* _Task description_
What lines of the data include the string "true"? Copy them all.

(Dataset records)
"""

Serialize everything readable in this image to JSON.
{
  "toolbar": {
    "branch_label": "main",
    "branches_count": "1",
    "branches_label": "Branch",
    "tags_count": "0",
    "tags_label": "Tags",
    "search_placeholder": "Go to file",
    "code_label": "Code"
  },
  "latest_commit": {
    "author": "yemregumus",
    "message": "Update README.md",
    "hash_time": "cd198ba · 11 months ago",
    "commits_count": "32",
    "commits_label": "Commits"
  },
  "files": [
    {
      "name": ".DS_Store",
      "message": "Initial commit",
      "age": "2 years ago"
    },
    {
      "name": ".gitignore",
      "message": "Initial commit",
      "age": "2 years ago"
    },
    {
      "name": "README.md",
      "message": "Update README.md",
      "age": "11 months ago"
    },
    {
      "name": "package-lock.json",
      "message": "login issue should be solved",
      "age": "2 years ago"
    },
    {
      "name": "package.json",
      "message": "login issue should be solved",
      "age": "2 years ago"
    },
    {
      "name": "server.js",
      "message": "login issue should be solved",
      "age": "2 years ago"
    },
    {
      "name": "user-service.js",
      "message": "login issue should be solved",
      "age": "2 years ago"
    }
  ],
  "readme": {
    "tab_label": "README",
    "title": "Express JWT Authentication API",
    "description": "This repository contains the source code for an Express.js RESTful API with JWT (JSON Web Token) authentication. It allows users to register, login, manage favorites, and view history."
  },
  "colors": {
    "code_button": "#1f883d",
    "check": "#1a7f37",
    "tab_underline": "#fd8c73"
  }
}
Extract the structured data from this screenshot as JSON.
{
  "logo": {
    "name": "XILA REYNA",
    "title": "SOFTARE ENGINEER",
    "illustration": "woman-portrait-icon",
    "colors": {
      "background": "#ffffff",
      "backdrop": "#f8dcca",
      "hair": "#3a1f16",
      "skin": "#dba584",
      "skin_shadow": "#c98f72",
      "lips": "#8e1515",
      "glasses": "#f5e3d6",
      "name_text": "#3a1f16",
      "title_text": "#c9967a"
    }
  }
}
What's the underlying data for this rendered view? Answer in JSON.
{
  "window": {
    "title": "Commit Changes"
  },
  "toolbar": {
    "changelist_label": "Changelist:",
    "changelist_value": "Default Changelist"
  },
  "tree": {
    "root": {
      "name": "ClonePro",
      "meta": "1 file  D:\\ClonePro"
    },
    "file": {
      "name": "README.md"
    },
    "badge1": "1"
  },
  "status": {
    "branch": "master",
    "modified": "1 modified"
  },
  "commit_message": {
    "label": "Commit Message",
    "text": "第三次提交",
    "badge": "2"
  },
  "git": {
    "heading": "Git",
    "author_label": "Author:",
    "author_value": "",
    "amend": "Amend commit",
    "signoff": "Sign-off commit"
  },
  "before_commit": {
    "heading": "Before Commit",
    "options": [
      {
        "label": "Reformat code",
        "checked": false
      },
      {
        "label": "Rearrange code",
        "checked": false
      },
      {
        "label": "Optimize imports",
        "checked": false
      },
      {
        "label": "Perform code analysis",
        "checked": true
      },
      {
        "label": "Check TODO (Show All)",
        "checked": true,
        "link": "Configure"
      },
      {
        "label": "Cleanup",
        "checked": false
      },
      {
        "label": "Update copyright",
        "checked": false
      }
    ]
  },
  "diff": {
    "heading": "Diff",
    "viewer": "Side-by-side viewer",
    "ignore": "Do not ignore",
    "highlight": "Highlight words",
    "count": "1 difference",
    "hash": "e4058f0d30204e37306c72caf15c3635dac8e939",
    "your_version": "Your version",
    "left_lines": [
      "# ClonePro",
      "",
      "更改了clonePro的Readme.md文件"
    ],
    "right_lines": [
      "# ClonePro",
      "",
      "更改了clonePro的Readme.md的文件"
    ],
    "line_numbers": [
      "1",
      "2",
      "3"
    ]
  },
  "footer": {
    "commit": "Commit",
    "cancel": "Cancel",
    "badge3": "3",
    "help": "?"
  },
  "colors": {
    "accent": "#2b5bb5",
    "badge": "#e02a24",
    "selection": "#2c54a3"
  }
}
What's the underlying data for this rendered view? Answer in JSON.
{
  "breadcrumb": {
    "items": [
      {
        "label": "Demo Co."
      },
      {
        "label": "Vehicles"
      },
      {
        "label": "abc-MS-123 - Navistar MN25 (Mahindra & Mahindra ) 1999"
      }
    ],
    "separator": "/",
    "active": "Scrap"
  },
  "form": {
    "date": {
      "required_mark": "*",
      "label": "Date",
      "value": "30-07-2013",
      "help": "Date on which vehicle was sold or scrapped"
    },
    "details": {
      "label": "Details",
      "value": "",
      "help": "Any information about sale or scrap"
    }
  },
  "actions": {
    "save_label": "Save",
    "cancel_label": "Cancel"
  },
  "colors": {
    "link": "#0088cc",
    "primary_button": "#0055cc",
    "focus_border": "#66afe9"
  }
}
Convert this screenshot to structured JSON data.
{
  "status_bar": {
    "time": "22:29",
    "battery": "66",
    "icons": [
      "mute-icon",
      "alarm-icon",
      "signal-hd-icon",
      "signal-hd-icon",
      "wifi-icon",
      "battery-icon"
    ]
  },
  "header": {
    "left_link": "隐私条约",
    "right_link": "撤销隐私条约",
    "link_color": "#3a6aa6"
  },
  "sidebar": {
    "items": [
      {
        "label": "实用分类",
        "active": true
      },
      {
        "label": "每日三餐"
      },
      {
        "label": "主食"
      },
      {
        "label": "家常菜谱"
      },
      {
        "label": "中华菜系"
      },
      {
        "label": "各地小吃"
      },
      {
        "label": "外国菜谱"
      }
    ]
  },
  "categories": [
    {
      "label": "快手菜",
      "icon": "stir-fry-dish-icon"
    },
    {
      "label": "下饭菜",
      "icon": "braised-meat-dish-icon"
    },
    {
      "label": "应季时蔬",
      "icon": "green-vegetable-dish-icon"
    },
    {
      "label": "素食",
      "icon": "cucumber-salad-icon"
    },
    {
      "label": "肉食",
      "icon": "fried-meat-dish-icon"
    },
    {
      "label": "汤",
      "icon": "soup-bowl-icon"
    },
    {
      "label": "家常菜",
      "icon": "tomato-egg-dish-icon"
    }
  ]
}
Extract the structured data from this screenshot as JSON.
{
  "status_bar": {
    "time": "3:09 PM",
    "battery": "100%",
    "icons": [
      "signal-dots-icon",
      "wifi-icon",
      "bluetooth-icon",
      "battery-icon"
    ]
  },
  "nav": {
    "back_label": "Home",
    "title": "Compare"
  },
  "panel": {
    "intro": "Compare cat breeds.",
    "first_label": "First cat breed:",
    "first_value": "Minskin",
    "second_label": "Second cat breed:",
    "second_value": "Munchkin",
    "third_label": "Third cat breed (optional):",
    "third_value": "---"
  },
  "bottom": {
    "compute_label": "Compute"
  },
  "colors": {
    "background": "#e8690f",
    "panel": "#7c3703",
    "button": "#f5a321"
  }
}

"""

* _Answer for the task_
        "checked": true
        "checked": true,
        "active": true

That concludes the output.